◆ **Objective**:
Return all lines with the word "this" in them.
[Start of Provided records]
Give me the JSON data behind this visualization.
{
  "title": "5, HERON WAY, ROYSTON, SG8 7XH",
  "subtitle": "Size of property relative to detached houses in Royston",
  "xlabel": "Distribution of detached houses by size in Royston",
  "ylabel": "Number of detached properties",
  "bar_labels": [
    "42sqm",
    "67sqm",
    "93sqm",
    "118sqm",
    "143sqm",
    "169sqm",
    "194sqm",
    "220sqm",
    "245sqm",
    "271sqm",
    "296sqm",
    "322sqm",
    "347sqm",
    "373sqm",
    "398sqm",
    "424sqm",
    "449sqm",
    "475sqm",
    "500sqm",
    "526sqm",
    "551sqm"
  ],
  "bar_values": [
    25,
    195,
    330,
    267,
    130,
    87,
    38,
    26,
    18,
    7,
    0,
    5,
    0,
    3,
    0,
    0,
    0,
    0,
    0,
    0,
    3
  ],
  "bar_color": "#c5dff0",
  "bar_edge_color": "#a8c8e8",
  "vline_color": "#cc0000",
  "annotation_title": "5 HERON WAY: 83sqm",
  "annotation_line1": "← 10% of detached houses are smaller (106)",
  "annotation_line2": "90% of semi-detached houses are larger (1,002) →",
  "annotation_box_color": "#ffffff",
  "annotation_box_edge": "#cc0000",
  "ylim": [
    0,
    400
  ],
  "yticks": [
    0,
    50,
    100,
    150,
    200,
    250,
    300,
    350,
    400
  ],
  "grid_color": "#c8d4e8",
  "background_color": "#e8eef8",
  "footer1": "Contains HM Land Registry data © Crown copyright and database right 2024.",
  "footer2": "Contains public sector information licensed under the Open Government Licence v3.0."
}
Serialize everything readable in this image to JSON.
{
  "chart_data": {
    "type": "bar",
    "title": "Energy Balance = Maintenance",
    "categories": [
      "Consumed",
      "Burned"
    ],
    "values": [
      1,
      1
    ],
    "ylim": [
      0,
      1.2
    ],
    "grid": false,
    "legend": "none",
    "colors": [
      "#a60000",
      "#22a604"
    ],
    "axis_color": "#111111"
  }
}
[End of Provided records]
[Start of Provided records]
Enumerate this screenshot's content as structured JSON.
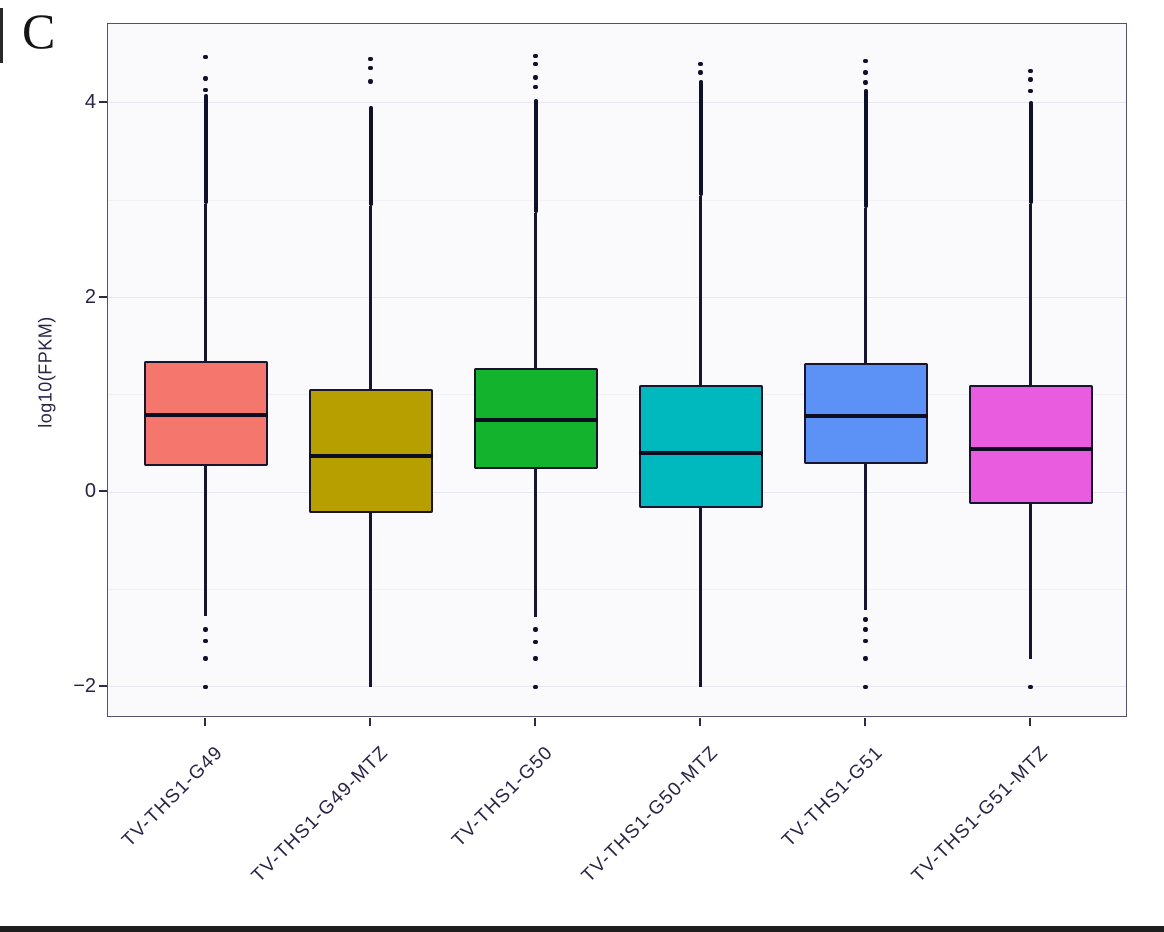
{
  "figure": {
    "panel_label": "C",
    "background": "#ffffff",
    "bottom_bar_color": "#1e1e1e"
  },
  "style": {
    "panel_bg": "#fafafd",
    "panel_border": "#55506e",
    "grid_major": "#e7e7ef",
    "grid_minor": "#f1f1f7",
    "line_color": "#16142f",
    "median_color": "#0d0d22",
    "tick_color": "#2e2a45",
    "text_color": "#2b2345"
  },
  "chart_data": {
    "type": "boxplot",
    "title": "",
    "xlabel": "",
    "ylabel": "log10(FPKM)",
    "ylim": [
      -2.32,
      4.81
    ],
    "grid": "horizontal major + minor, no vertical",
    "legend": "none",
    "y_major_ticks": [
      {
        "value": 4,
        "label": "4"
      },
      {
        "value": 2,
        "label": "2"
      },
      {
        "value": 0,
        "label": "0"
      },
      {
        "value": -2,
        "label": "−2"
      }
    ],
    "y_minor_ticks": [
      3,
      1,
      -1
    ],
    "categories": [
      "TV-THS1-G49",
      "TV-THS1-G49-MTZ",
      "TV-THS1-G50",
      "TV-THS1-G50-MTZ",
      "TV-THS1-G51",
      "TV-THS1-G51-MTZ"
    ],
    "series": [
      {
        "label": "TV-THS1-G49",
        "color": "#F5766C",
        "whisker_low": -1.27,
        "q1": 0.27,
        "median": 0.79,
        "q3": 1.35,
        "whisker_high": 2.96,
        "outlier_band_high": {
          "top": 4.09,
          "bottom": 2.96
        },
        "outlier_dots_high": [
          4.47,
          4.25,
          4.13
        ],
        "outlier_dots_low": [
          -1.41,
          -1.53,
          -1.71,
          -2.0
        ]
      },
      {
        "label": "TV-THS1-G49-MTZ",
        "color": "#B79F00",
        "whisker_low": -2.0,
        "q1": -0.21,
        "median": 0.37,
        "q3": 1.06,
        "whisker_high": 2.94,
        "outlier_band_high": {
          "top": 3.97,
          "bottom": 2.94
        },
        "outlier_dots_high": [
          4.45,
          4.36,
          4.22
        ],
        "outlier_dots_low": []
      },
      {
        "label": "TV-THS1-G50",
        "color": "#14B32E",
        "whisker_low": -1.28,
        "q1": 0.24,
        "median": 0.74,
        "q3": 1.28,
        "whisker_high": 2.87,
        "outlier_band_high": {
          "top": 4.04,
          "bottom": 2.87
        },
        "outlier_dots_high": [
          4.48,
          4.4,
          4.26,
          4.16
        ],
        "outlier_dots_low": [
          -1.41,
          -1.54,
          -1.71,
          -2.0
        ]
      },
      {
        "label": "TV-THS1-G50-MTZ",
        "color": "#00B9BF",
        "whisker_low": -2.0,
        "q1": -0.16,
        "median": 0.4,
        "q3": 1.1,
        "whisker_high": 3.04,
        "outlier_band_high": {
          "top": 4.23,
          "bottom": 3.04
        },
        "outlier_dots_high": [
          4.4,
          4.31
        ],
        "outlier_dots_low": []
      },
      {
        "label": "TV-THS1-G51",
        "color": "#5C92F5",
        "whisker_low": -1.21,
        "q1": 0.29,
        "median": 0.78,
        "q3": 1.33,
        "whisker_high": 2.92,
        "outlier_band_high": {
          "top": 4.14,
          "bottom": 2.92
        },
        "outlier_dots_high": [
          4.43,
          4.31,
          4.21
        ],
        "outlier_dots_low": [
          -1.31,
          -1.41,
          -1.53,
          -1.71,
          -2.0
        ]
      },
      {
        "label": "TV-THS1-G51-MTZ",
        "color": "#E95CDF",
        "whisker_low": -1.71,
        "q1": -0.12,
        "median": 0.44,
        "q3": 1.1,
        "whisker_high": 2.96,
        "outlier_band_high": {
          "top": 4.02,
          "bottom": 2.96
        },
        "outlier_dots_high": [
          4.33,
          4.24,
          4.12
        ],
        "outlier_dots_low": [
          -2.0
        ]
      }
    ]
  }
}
[End of Provided records]
◆ **Response**:
Give me the JSON data behind this visualization.
Serialize everything readable in this image to JSON.
Enumerate this screenshot's content as structured JSON.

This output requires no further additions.